BEGIN

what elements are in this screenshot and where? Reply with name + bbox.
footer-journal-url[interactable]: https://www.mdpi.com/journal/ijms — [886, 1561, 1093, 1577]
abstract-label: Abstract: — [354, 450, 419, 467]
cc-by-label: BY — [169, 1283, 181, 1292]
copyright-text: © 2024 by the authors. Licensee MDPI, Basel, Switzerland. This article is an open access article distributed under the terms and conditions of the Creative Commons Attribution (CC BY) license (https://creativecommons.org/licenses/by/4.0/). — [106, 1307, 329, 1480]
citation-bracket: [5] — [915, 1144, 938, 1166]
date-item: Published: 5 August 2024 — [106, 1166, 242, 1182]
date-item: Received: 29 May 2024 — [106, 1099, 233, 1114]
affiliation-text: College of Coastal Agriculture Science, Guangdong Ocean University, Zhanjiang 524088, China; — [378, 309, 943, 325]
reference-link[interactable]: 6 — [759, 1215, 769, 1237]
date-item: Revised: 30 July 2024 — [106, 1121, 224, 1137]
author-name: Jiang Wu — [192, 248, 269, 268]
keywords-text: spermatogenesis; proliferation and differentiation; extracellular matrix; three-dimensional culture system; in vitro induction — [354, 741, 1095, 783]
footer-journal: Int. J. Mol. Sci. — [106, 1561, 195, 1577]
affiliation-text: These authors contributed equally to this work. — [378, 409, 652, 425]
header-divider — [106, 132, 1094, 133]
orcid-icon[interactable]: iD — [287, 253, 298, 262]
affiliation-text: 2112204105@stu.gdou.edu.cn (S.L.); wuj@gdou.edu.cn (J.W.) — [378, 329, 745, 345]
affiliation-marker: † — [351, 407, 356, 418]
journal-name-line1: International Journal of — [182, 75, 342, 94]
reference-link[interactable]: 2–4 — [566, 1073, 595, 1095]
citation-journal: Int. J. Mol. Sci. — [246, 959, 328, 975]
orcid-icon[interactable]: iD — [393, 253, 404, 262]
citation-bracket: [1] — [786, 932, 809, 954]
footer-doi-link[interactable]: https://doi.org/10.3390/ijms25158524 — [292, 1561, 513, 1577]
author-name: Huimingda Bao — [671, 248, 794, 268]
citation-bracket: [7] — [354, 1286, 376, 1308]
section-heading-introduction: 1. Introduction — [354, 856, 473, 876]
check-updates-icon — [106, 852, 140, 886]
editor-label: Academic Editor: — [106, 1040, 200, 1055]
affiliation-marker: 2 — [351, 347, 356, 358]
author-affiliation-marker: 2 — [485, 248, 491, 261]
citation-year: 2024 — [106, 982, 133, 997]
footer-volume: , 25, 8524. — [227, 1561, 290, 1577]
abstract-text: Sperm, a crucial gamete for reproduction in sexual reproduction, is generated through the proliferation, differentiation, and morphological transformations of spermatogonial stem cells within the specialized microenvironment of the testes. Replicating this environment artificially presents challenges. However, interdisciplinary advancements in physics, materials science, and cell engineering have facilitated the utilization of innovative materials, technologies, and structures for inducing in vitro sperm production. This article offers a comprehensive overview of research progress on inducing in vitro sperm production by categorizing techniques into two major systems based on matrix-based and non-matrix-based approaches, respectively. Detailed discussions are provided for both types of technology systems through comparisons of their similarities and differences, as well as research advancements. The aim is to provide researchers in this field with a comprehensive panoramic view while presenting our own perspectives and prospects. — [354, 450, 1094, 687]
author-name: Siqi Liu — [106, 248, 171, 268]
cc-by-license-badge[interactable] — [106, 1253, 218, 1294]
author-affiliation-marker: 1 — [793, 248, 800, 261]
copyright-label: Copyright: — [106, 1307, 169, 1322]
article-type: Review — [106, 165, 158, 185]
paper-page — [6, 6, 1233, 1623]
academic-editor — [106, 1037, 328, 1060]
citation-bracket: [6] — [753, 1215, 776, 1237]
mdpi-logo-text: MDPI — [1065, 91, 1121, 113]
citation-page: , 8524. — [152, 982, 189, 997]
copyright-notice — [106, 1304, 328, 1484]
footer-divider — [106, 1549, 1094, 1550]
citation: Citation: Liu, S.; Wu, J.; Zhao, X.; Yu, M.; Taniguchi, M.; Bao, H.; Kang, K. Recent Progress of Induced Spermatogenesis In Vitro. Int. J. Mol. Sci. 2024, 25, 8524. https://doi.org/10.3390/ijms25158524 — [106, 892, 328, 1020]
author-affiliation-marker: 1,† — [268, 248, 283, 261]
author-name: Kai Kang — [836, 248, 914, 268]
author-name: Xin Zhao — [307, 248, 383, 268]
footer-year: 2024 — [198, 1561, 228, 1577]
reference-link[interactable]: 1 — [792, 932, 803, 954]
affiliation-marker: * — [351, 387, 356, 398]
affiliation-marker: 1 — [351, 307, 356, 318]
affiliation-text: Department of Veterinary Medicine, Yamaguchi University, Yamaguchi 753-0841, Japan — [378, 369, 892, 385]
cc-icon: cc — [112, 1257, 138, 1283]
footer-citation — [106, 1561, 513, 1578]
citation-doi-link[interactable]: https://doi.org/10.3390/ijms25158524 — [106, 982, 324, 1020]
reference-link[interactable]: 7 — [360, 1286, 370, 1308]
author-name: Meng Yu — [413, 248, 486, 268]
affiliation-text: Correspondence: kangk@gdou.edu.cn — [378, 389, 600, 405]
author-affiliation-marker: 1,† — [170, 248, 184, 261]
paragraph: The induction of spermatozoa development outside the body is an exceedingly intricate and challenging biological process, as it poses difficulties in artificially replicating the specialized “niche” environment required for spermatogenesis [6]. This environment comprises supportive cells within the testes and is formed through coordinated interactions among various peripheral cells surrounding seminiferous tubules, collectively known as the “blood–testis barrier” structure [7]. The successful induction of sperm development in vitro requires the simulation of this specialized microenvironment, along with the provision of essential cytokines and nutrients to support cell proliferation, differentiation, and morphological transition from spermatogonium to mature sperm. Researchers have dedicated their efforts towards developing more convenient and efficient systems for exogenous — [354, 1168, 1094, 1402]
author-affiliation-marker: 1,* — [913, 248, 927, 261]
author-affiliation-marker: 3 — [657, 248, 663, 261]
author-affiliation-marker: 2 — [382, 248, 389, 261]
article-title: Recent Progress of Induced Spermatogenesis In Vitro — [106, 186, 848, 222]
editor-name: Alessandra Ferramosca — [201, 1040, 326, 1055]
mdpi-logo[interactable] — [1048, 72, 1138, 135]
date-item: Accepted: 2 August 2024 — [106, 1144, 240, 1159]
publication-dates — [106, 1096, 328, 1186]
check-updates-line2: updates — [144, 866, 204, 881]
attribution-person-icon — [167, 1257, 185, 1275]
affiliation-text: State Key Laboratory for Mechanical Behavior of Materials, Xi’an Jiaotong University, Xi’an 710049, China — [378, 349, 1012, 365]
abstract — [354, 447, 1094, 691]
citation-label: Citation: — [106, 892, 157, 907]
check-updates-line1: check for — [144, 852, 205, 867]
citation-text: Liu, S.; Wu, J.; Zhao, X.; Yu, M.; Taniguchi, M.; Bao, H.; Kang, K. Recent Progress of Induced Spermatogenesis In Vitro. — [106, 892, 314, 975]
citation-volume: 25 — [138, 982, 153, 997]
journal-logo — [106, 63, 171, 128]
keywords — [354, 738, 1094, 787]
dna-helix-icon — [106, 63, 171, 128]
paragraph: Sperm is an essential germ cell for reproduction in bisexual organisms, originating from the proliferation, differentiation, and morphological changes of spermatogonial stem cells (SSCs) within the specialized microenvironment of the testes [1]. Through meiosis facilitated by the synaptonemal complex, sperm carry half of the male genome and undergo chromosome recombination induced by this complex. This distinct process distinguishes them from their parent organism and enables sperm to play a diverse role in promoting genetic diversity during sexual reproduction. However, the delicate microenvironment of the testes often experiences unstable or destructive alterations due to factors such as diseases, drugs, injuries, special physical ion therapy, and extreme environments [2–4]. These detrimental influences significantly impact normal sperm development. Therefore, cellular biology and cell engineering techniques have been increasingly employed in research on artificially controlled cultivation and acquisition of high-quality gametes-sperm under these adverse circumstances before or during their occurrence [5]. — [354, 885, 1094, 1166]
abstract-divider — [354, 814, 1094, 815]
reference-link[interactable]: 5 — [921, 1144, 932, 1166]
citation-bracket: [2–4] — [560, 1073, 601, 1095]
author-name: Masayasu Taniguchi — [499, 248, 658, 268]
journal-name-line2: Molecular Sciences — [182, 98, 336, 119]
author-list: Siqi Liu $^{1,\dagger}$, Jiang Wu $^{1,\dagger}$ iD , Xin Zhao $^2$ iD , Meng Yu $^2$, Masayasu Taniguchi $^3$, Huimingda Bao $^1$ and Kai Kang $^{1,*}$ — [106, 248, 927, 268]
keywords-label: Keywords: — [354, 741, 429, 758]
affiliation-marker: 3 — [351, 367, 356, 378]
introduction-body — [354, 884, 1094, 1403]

END

Exercise requirements: If a line in the material contains "techniques", show it.

Exercise solution:
abstract-text: Sperm, a crucial gamete for reproduction in sexual reproduction, is generated through the proliferation, differentiation, and morphological transformations of spermatogonial stem cells within the specialized microenvironment of the testes. Replicating this environment artificially presents challenges. However, interdisciplinary advancements in physics, materials science, and cell engineering have facilitated the utilization of innovative materials, technologies, and structures for inducing in vitro sperm production. This article offers a comprehensive overview of research progress on inducing in vitro sperm production by categorizing techniques into two major systems based on matrix-based and non-matrix-based approaches, respectively. Detailed discussions are provided for both types of technology systems through comparisons of their similarities and differences, as well as research advancements. The aim is to provide researchers in this field with a comprehensive panoramic view while presenting our own perspectives and prospects. — [354, 450, 1094, 687]
paragraph: Sperm is an essential germ cell for reproduction in bisexual organisms, originating from the proliferation, differentiation, and morphological changes of spermatogonial stem cells (SSCs) within the specialized microenvironment of the testes [1]. Through meiosis facilitated by the synaptonemal complex, sperm carry half of the male genome and undergo chromosome recombination induced by this complex. This distinct process distinguishes them from their parent organism and enables sperm to play a diverse role in promoting genetic diversity during sexual reproduction. However, the delicate microenvironment of the testes often experiences unstable or destructive alterations due to factors such as diseases, drugs, injuries, special physical ion therapy, and extreme environments [2–4]. These detrimental influences significantly impact normal sperm development. Therefore, cellular biology and cell engineering techniques have been increasingly employed in research on artificially controlled cultivation and acquisition of high-quality gametes-sperm under these adverse circumstances before or during their occurrence [5]. — [354, 885, 1094, 1166]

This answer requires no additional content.